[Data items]

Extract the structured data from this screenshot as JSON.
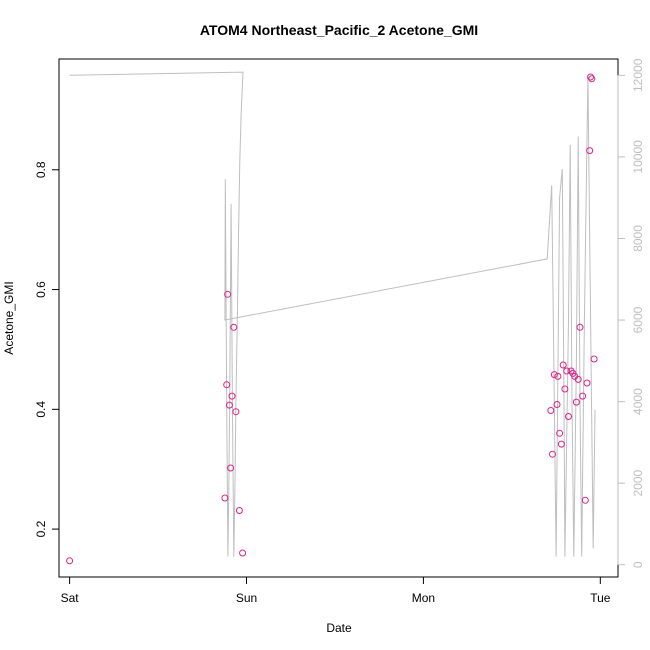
{
  "chart_data": {
    "type": "scatter",
    "title": "ATOM4 Northeast_Pacific_2 Acetone_GMI",
    "xlabel": "Date",
    "ylabel": "Acetone_GMI",
    "x_axis_type": "date",
    "x_ticks": [
      "Sat",
      "Sun",
      "Mon",
      "Tue"
    ],
    "xlim_days": [
      -0.06,
      3.1
    ],
    "ylim": [
      0.12,
      0.985
    ],
    "y_ticks": [
      0.2,
      0.4,
      0.6,
      0.8
    ],
    "y_tick_labels": [
      "0.2",
      "0.4",
      "0.6",
      "0.8"
    ],
    "y2_ticks": [
      0,
      2000,
      4000,
      6000,
      8000,
      10000,
      12000
    ],
    "y2_tick_labels": [
      "0",
      "2000",
      "4000",
      "6000",
      "8000",
      "10000",
      "12000"
    ],
    "y2lim": [
      -300,
      12400
    ],
    "grid": false,
    "colors": {
      "points": "#e0218a",
      "altitude": "#bebebe"
    },
    "series": [
      {
        "values": [
          [
            0.0,
            0.147
          ],
          [
            0.878,
            0.252
          ],
          [
            0.888,
            0.441
          ],
          [
            0.893,
            0.592
          ],
          [
            0.903,
            0.407
          ],
          [
            0.91,
            0.302
          ],
          [
            0.918,
            0.422
          ],
          [
            0.928,
            0.537
          ],
          [
            0.94,
            0.396
          ],
          [
            0.96,
            0.231
          ],
          [
            0.978,
            0.16
          ],
          [
            2.72,
            0.398
          ],
          [
            2.73,
            0.325
          ],
          [
            2.74,
            0.458
          ],
          [
            2.755,
            0.408
          ],
          [
            2.76,
            0.455
          ],
          [
            2.77,
            0.36
          ],
          [
            2.78,
            0.342
          ],
          [
            2.79,
            0.474
          ],
          [
            2.8,
            0.434
          ],
          [
            2.81,
            0.464
          ],
          [
            2.82,
            0.388
          ],
          [
            2.835,
            0.464
          ],
          [
            2.845,
            0.46
          ],
          [
            2.855,
            0.455
          ],
          [
            2.865,
            0.412
          ],
          [
            2.875,
            0.45
          ],
          [
            2.885,
            0.537
          ],
          [
            2.9,
            0.422
          ],
          [
            2.915,
            0.248
          ],
          [
            2.925,
            0.444
          ],
          [
            2.94,
            0.832
          ],
          [
            2.945,
            0.955
          ],
          [
            2.952,
            0.952
          ],
          [
            2.965,
            0.484
          ]
        ]
      },
      {
        "axis": "right",
        "values": [
          [
            0.0,
            12000
          ],
          [
            0.98,
            12080
          ],
          [
            0.97,
            11100
          ],
          [
            0.962,
            9900
          ],
          [
            0.955,
            8200
          ],
          [
            0.948,
            6000
          ],
          [
            0.94,
            4000
          ],
          [
            0.935,
            2000
          ],
          [
            0.928,
            200
          ],
          [
            0.92,
            4000
          ],
          [
            0.913,
            8850
          ],
          [
            0.905,
            4000
          ],
          [
            0.9,
            1800
          ],
          [
            0.895,
            200
          ],
          [
            0.888,
            4000
          ],
          [
            0.88,
            9450
          ],
          [
            0.878,
            6000
          ],
          [
            2.7,
            7500
          ],
          [
            2.725,
            9300
          ],
          [
            2.74,
            4000
          ],
          [
            2.75,
            200
          ],
          [
            2.77,
            9000
          ],
          [
            2.785,
            9700
          ],
          [
            2.795,
            4000
          ],
          [
            2.8,
            200
          ],
          [
            2.82,
            6000
          ],
          [
            2.83,
            10300
          ],
          [
            2.84,
            4000
          ],
          [
            2.85,
            200
          ],
          [
            2.865,
            5000
          ],
          [
            2.875,
            10500
          ],
          [
            2.885,
            4000
          ],
          [
            2.895,
            200
          ],
          [
            2.91,
            6000
          ],
          [
            2.93,
            12000
          ],
          [
            2.95,
            4000
          ],
          [
            2.96,
            400
          ],
          [
            2.97,
            3800
          ]
        ]
      }
    ]
  }
}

* **DIRECTION**:
Keep the pictures out and write out the records exactly.

* **ANSWER IN FULL**:
Extract the structured data from this screenshot as JSON.
{
  "chart_data": {
    "type": "scatter",
    "title": "ATOM4 Northeast_Pacific_2 Acetone_GMI",
    "xlabel": "Date",
    "ylabel": "Acetone_GMI",
    "x_axis_type": "date",
    "x_ticks": [
      "Sat",
      "Sun",
      "Mon",
      "Tue"
    ],
    "xlim_days": [
      -0.06,
      3.1
    ],
    "ylim": [
      0.12,
      0.985
    ],
    "y_ticks": [
      0.2,
      0.4,
      0.6,
      0.8
    ],
    "y_tick_labels": [
      "0.2",
      "0.4",
      "0.6",
      "0.8"
    ],
    "y2_ticks": [
      0,
      2000,
      4000,
      6000,
      8000,
      10000,
      12000
    ],
    "y2_tick_labels": [
      "0",
      "2000",
      "4000",
      "6000",
      "8000",
      "10000",
      "12000"
    ],
    "y2lim": [
      -300,
      12400
    ],
    "grid": false,
    "colors": {
      "points": "#e0218a",
      "altitude": "#bebebe"
    },
    "series": [
      {
        "values": [
          [
            0.0,
            0.147
          ],
          [
            0.878,
            0.252
          ],
          [
            0.888,
            0.441
          ],
          [
            0.893,
            0.592
          ],
          [
            0.903,
            0.407
          ],
          [
            0.91,
            0.302
          ],
          [
            0.918,
            0.422
          ],
          [
            0.928,
            0.537
          ],
          [
            0.94,
            0.396
          ],
          [
            0.96,
            0.231
          ],
          [
            0.978,
            0.16
          ],
          [
            2.72,
            0.398
          ],
          [
            2.73,
            0.325
          ],
          [
            2.74,
            0.458
          ],
          [
            2.755,
            0.408
          ],
          [
            2.76,
            0.455
          ],
          [
            2.77,
            0.36
          ],
          [
            2.78,
            0.342
          ],
          [
            2.79,
            0.474
          ],
          [
            2.8,
            0.434
          ],
          [
            2.81,
            0.464
          ],
          [
            2.82,
            0.388
          ],
          [
            2.835,
            0.464
          ],
          [
            2.845,
            0.46
          ],
          [
            2.855,
            0.455
          ],
          [
            2.865,
            0.412
          ],
          [
            2.875,
            0.45
          ],
          [
            2.885,
            0.537
          ],
          [
            2.9,
            0.422
          ],
          [
            2.915,
            0.248
          ],
          [
            2.925,
            0.444
          ],
          [
            2.94,
            0.832
          ],
          [
            2.945,
            0.955
          ],
          [
            2.952,
            0.952
          ],
          [
            2.965,
            0.484
          ]
        ]
      },
      {
        "axis": "right",
        "values": [
          [
            0.0,
            12000
          ],
          [
            0.98,
            12080
          ],
          [
            0.97,
            11100
          ],
          [
            0.962,
            9900
          ],
          [
            0.955,
            8200
          ],
          [
            0.948,
            6000
          ],
          [
            0.94,
            4000
          ],
          [
            0.935,
            2000
          ],
          [
            0.928,
            200
          ],
          [
            0.92,
            4000
          ],
          [
            0.913,
            8850
          ],
          [
            0.905,
            4000
          ],
          [
            0.9,
            1800
          ],
          [
            0.895,
            200
          ],
          [
            0.888,
            4000
          ],
          [
            0.88,
            9450
          ],
          [
            0.878,
            6000
          ],
          [
            2.7,
            7500
          ],
          [
            2.725,
            9300
          ],
          [
            2.74,
            4000
          ],
          [
            2.75,
            200
          ],
          [
            2.77,
            9000
          ],
          [
            2.785,
            9700
          ],
          [
            2.795,
            4000
          ],
          [
            2.8,
            200
          ],
          [
            2.82,
            6000
          ],
          [
            2.83,
            10300
          ],
          [
            2.84,
            4000
          ],
          [
            2.85,
            200
          ],
          [
            2.865,
            5000
          ],
          [
            2.875,
            10500
          ],
          [
            2.885,
            4000
          ],
          [
            2.895,
            200
          ],
          [
            2.91,
            6000
          ],
          [
            2.93,
            12000
          ],
          [
            2.95,
            4000
          ],
          [
            2.96,
            400
          ],
          [
            2.97,
            3800
          ]
        ]
      }
    ]
  }
}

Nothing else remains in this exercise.